_What you are asked to do_
Below are some entries; can you quote all of them exactly?

[Start of Provided entries]

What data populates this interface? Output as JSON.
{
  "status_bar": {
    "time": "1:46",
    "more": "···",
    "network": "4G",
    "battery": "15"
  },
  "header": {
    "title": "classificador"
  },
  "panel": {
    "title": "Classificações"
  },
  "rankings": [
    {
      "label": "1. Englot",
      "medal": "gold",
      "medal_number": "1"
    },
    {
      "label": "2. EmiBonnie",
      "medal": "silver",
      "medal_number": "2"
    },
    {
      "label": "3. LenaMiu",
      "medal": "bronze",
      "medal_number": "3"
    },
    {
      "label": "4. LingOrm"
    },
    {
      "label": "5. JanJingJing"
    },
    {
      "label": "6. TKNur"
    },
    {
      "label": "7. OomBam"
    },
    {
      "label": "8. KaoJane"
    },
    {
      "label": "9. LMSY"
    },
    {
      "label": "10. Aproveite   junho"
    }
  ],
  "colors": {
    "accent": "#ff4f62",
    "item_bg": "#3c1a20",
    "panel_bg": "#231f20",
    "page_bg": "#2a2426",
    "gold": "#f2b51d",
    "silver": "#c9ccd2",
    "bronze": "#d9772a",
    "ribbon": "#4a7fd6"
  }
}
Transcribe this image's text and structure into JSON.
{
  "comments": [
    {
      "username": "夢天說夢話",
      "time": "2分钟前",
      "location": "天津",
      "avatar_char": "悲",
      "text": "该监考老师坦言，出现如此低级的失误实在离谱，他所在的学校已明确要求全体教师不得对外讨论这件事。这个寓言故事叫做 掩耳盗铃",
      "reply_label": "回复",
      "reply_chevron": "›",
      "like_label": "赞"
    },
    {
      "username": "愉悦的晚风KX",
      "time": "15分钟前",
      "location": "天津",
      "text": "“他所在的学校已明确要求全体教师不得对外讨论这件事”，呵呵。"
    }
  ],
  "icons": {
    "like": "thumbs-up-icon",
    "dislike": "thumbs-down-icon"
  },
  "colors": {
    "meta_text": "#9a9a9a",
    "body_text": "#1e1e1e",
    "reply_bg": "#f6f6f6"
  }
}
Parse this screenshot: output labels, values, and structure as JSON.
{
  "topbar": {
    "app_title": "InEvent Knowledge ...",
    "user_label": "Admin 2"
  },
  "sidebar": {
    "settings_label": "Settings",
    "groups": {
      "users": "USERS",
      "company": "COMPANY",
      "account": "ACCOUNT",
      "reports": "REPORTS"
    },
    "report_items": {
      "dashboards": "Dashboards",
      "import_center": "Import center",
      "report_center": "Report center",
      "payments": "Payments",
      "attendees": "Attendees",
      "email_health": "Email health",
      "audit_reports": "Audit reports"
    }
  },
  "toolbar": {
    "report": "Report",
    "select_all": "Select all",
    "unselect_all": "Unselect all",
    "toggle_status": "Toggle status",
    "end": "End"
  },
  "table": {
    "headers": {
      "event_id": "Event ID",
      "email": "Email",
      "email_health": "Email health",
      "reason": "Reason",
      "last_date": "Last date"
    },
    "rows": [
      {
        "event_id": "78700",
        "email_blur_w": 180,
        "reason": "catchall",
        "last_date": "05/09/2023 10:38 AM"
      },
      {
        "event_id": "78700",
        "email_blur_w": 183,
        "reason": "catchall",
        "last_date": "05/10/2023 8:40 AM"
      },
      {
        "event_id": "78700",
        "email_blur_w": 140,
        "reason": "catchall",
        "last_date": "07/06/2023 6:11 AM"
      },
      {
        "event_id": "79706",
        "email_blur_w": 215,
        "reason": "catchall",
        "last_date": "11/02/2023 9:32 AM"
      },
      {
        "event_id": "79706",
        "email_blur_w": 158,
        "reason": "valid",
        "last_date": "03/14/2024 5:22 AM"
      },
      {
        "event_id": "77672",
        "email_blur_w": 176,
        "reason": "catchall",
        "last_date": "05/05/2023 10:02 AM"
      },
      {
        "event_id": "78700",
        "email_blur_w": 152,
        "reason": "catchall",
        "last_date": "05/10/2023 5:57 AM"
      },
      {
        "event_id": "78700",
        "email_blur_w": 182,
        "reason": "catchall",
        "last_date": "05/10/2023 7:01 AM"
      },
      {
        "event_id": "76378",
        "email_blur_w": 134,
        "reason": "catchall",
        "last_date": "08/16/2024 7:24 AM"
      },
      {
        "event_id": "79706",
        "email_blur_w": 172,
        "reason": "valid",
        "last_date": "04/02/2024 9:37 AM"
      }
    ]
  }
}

[End of Provided entries]

_Result below_
What data populates this interface? Output as JSON.
{
  "status_bar": {
    "time": "1:46",
    "more": "···",
    "network": "4G",
    "battery": "15"
  },
  "header": {
    "title": "classificador"
  },
  "panel": {
    "title": "Classificações"
  },
  "rankings": [
    {
      "label": "1. Englot",
      "medal": "gold",
      "medal_number": "1"
    },
    {
      "label": "2. EmiBonnie",
      "medal": "silver",
      "medal_number": "2"
    },
    {
      "label": "3. LenaMiu",
      "medal": "bronze",
      "medal_number": "3"
    },
    {
      "label": "4. LingOrm"
    },
    {
      "label": "5. JanJingJing"
    },
    {
      "label": "6. TKNur"
    },
    {
      "label": "7. OomBam"
    },
    {
      "label": "8. KaoJane"
    },
    {
      "label": "9. LMSY"
    },
    {
      "label": "10. Aproveite   junho"
    }
  ],
  "colors": {
    "accent": "#ff4f62",
    "item_bg": "#3c1a20",
    "panel_bg": "#231f20",
    "page_bg": "#2a2426",
    "gold": "#f2b51d",
    "silver": "#c9ccd2",
    "bronze": "#d9772a",
    "ribbon": "#4a7fd6"
  }
}
Transcribe this image's text and structure into JSON.
{
  "comments": [
    {
      "username": "夢天說夢話",
      "time": "2分钟前",
      "location": "天津",
      "avatar_char": "悲",
      "text": "该监考老师坦言，出现如此低级的失误实在离谱，他所在的学校已明确要求全体教师不得对外讨论这件事。这个寓言故事叫做 掩耳盗铃",
      "reply_label": "回复",
      "reply_chevron": "›",
      "like_label": "赞"
    },
    {
      "username": "愉悦的晚风KX",
      "time": "15分钟前",
      "location": "天津",
      "text": "“他所在的学校已明确要求全体教师不得对外讨论这件事”，呵呵。"
    }
  ],
  "icons": {
    "like": "thumbs-up-icon",
    "dislike": "thumbs-down-icon"
  },
  "colors": {
    "meta_text": "#9a9a9a",
    "body_text": "#1e1e1e",
    "reply_bg": "#f6f6f6"
  }
}
Parse this screenshot: output labels, values, and structure as JSON.
{
  "topbar": {
    "app_title": "InEvent Knowledge ...",
    "user_label": "Admin 2"
  },
  "sidebar": {
    "settings_label": "Settings",
    "groups": {
      "users": "USERS",
      "company": "COMPANY",
      "account": "ACCOUNT",
      "reports": "REPORTS"
    },
    "report_items": {
      "dashboards": "Dashboards",
      "import_center": "Import center",
      "report_center": "Report center",
      "payments": "Payments",
      "attendees": "Attendees",
      "email_health": "Email health",
      "audit_reports": "Audit reports"
    }
  },
  "toolbar": {
    "report": "Report",
    "select_all": "Select all",
    "unselect_all": "Unselect all",
    "toggle_status": "Toggle status",
    "end": "End"
  },
  "table": {
    "headers": {
      "event_id": "Event ID",
      "email": "Email",
      "email_health": "Email health",
      "reason": "Reason",
      "last_date": "Last date"
    },
    "rows": [
      {
        "event_id": "78700",
        "email_blur_w": 180,
        "reason": "catchall",
        "last_date": "05/09/2023 10:38 AM"
      },
      {
        "event_id": "78700",
        "email_blur_w": 183,
        "reason": "catchall",
        "last_date": "05/10/2023 8:40 AM"
      },
      {
        "event_id": "78700",
        "email_blur_w": 140,
        "reason": "catchall",
        "last_date": "07/06/2023 6:11 AM"
      },
      {
        "event_id": "79706",
        "email_blur_w": 215,
        "reason": "catchall",
        "last_date": "11/02/2023 9:32 AM"
      },
      {
        "event_id": "79706",
        "email_blur_w": 158,
        "reason": "valid",
        "last_date": "03/14/2024 5:22 AM"
      },
      {
        "event_id": "77672",
        "email_blur_w": 176,
        "reason": "catchall",
        "last_date": "05/05/2023 10:02 AM"
      },
      {
        "event_id": "78700",
        "email_blur_w": 152,
        "reason": "catchall",
        "last_date": "05/10/2023 5:57 AM"
      },
      {
        "event_id": "78700",
        "email_blur_w": 182,
        "reason": "catchall",
        "last_date": "05/10/2023 7:01 AM"
      },
      {
        "event_id": "76378",
        "email_blur_w": 134,
        "reason": "catchall",
        "last_date": "08/16/2024 7:24 AM"
      },
      {
        "event_id": "79706",
        "email_blur_w": 172,
        "reason": "valid",
        "last_date": "04/02/2024 9:37 AM"
      }
    ]
  }
}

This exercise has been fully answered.